Written request: The listing below must be repeated word for word, with its images excluded.

[Dataset records]

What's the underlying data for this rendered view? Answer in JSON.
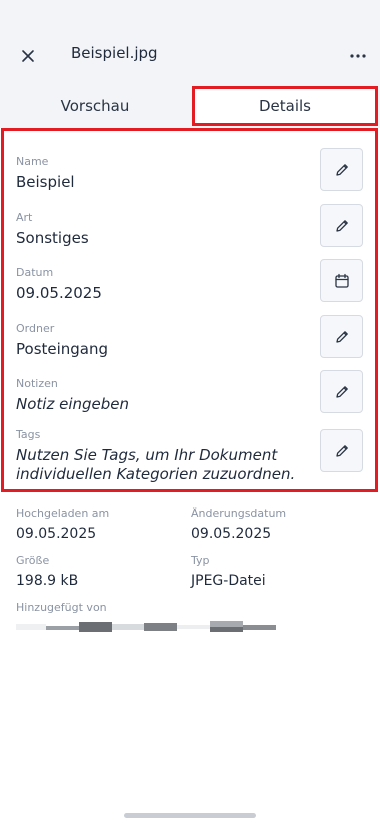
{
  "header": {
    "title": "Beispiel.jpg",
    "close_icon": "close-icon",
    "more_icon": "more-horizontal-icon"
  },
  "tabs": [
    {
      "label": "Vorschau",
      "active": false
    },
    {
      "label": "Details",
      "active": true
    }
  ],
  "fields": {
    "name": {
      "label": "Name",
      "value": "Beispiel",
      "action_icon": "pencil-icon"
    },
    "type": {
      "label": "Art",
      "value": "Sonstiges",
      "action_icon": "pencil-icon"
    },
    "date": {
      "label": "Datum",
      "value": "09.05.2025",
      "action_icon": "calendar-icon"
    },
    "folder": {
      "label": "Ordner",
      "value": "Posteingang",
      "action_icon": "pencil-icon"
    },
    "notes": {
      "label": "Notizen",
      "placeholder": "Notiz eingeben",
      "action_icon": "pencil-icon"
    },
    "tags": {
      "label": "Tags",
      "placeholder": "Nutzen Sie Tags, um Ihr Dokument individuellen Kategorien zuzuordnen.",
      "action_icon": "pencil-icon"
    }
  },
  "meta": {
    "uploaded": {
      "label": "Hochgeladen am",
      "value": "09.05.2025"
    },
    "modified": {
      "label": "Änderungsdatum",
      "value": "09.05.2025"
    },
    "size": {
      "label": "Größe",
      "value": "198.9 kB"
    },
    "filetype": {
      "label": "Typ",
      "value": "JPEG-Datei"
    },
    "added_by": {
      "label": "Hinzugefügt von"
    }
  },
  "colors": {
    "highlight": "#e31b23",
    "header_bg": "#f2f4f7",
    "text": "#1f2a3c",
    "label": "#8a93a3"
  }
}
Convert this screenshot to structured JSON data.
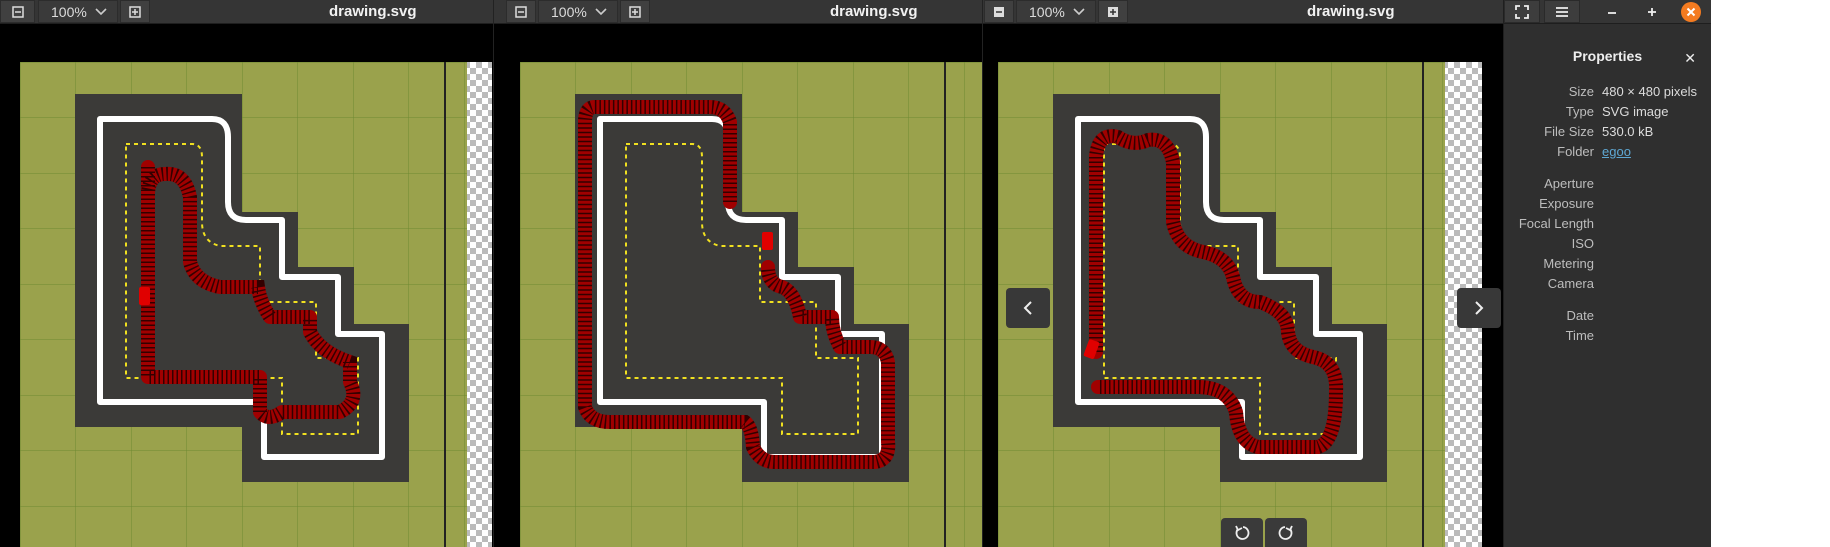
{
  "windows": [
    {
      "title": "drawing.svg",
      "zoom": "100%",
      "snake_head": "top-left column"
    },
    {
      "title": "drawing.svg",
      "zoom": "100%",
      "snake_head": "middle diagonal"
    },
    {
      "title": "drawing.svg",
      "zoom": "100%",
      "snake_head": "bottom-left corner"
    }
  ],
  "properties": {
    "heading": "Properties",
    "rows": [
      {
        "key": "Size",
        "value": "480 × 480 pixels"
      },
      {
        "key": "Type",
        "value": "SVG image"
      },
      {
        "key": "File Size",
        "value": "530.0 kB"
      },
      {
        "key": "Folder",
        "value": "egoo"
      },
      {
        "key": "Aperture",
        "value": ""
      },
      {
        "key": "Exposure",
        "value": ""
      },
      {
        "key": "Focal Length",
        "value": ""
      },
      {
        "key": "ISO",
        "value": ""
      },
      {
        "key": "Metering",
        "value": ""
      },
      {
        "key": "Camera",
        "value": ""
      },
      {
        "key": "Date",
        "value": ""
      },
      {
        "key": "Time",
        "value": ""
      }
    ]
  },
  "colors": {
    "grass": "#9aa24c",
    "grid": "#6e8a32",
    "road": "#3b3a38",
    "edge": "#ffffff",
    "center_line": "#f0e020",
    "snake": "#b00000",
    "close_accent": "#f47b20"
  },
  "icons": [
    "minus-icon",
    "chevron-down-icon",
    "plus-icon",
    "fullscreen-icon",
    "menu-icon",
    "minimize-icon",
    "maximize-icon",
    "close-icon",
    "chevron-left-icon",
    "chevron-right-icon",
    "rotate-left-icon",
    "rotate-right-icon"
  ]
}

Exercise answer:
What's the underlying data for this rendered view? Answer in JSON.
{
  "header": {
    "title": "Beispiel.jpg",
    "close_icon": "close-icon",
    "more_icon": "more-horizontal-icon"
  },
  "tabs": [
    {
      "label": "Vorschau",
      "active": false
    },
    {
      "label": "Details",
      "active": true
    }
  ],
  "fields": {
    "name": {
      "label": "Name",
      "value": "Beispiel",
      "action_icon": "pencil-icon"
    },
    "type": {
      "label": "Art",
      "value": "Sonstiges",
      "action_icon": "pencil-icon"
    },
    "date": {
      "label": "Datum",
      "value": "09.05.2025",
      "action_icon": "calendar-icon"
    },
    "folder": {
      "label": "Ordner",
      "value": "Posteingang",
      "action_icon": "pencil-icon"
    },
    "notes": {
      "label": "Notizen",
      "placeholder": "Notiz eingeben",
      "action_icon": "pencil-icon"
    },
    "tags": {
      "label": "Tags",
      "placeholder": "Nutzen Sie Tags, um Ihr Dokument individuellen Kategorien zuzuordnen.",
      "action_icon": "pencil-icon"
    }
  },
  "meta": {
    "uploaded": {
      "label": "Hochgeladen am",
      "value": "09.05.2025"
    },
    "modified": {
      "label": "Änderungsdatum",
      "value": "09.05.2025"
    },
    "size": {
      "label": "Größe",
      "value": "198.9 kB"
    },
    "filetype": {
      "label": "Typ",
      "value": "JPEG-Datei"
    },
    "added_by": {
      "label": "Hinzugefügt von"
    }
  },
  "colors": {
    "highlight": "#e31b23",
    "header_bg": "#f2f4f7",
    "text": "#1f2a3c",
    "label": "#8a93a3"
  }
}
Convert this screenshot to structured JSON data.
{
  "windows": [
    {
      "title": "drawing.svg",
      "zoom": "100%",
      "snake_head": "top-left column"
    },
    {
      "title": "drawing.svg",
      "zoom": "100%",
      "snake_head": "middle diagonal"
    },
    {
      "title": "drawing.svg",
      "zoom": "100%",
      "snake_head": "bottom-left corner"
    }
  ],
  "properties": {
    "heading": "Properties",
    "rows": [
      {
        "key": "Size",
        "value": "480 × 480 pixels"
      },
      {
        "key": "Type",
        "value": "SVG image"
      },
      {
        "key": "File Size",
        "value": "530.0 kB"
      },
      {
        "key": "Folder",
        "value": "egoo"
      },
      {
        "key": "Aperture",
        "value": ""
      },
      {
        "key": "Exposure",
        "value": ""
      },
      {
        "key": "Focal Length",
        "value": ""
      },
      {
        "key": "ISO",
        "value": ""
      },
      {
        "key": "Metering",
        "value": ""
      },
      {
        "key": "Camera",
        "value": ""
      },
      {
        "key": "Date",
        "value": ""
      },
      {
        "key": "Time",
        "value": ""
      }
    ]
  },
  "colors": {
    "grass": "#9aa24c",
    "grid": "#6e8a32",
    "road": "#3b3a38",
    "edge": "#ffffff",
    "center_line": "#f0e020",
    "snake": "#b00000",
    "close_accent": "#f47b20"
  },
  "icons": [
    "minus-icon",
    "chevron-down-icon",
    "plus-icon",
    "fullscreen-icon",
    "menu-icon",
    "minimize-icon",
    "maximize-icon",
    "close-icon",
    "chevron-left-icon",
    "chevron-right-icon",
    "rotate-left-icon",
    "rotate-right-icon"
  ]
}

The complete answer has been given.